Set problem. Starting with the first line of the data and stopping after the line that contains "Text: CMD Queue: CMD", express each of those lines as an item in a numbered list, omitting any blank lines.

Records provided.
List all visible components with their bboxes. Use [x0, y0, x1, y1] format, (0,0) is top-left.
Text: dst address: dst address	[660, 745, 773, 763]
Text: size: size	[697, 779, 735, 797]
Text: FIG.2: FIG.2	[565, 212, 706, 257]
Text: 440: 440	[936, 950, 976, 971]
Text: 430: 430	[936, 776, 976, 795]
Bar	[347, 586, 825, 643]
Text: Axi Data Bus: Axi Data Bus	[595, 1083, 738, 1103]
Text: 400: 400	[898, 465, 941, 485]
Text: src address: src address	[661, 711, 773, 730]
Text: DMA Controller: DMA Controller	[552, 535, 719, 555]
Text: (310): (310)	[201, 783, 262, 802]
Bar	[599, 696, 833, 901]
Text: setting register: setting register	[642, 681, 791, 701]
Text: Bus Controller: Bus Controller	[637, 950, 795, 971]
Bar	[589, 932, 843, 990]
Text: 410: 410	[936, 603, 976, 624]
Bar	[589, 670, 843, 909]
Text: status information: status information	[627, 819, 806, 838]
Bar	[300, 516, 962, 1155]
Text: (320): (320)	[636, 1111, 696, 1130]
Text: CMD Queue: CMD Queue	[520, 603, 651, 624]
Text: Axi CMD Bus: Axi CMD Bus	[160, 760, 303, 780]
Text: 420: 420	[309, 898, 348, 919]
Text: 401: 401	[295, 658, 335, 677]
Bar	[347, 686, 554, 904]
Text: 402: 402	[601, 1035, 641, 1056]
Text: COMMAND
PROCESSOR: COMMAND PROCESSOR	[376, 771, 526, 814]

Task output.
1. List all visible components with their bboxes. Use [x0, y0, x1, y1] format, (0,0) is top-left.
2. Text: dst address: dst address	[660, 745, 773, 763]
3. Text: size: size	[697, 779, 735, 797]
4. Text: FIG.2: FIG.2	[565, 212, 706, 257]
5. Text: 440: 440	[936, 950, 976, 971]
6. Text: 430: 430	[936, 776, 976, 795]
7. Bar	[347, 586, 825, 643]
8. Text: Axi Data Bus: Axi Data Bus	[595, 1083, 738, 1103]
9. Text: 400: 400	[898, 465, 941, 485]
10. Text: src address: src address	[661, 711, 773, 730]
11. Text: DMA Controller: DMA Controller	[552, 535, 719, 555]
12. Text: (310): (310)	[201, 783, 262, 802]
13. Bar	[599, 696, 833, 901]
14. Text: setting register: setting register	[642, 681, 791, 701]
15. Text: Bus Controller: Bus Controller	[637, 950, 795, 971]
16. Bar	[589, 932, 843, 990]
17. Text: 410: 410	[936, 603, 976, 624]
18. Bar	[589, 670, 843, 909]
19. Text: status information: status information	[627, 819, 806, 838]
20. Bar	[300, 516, 962, 1155]
21. Text: (320): (320)	[636, 1111, 696, 1130]
22. Text: CMD Queue: CMD Queue	[520, 603, 651, 624]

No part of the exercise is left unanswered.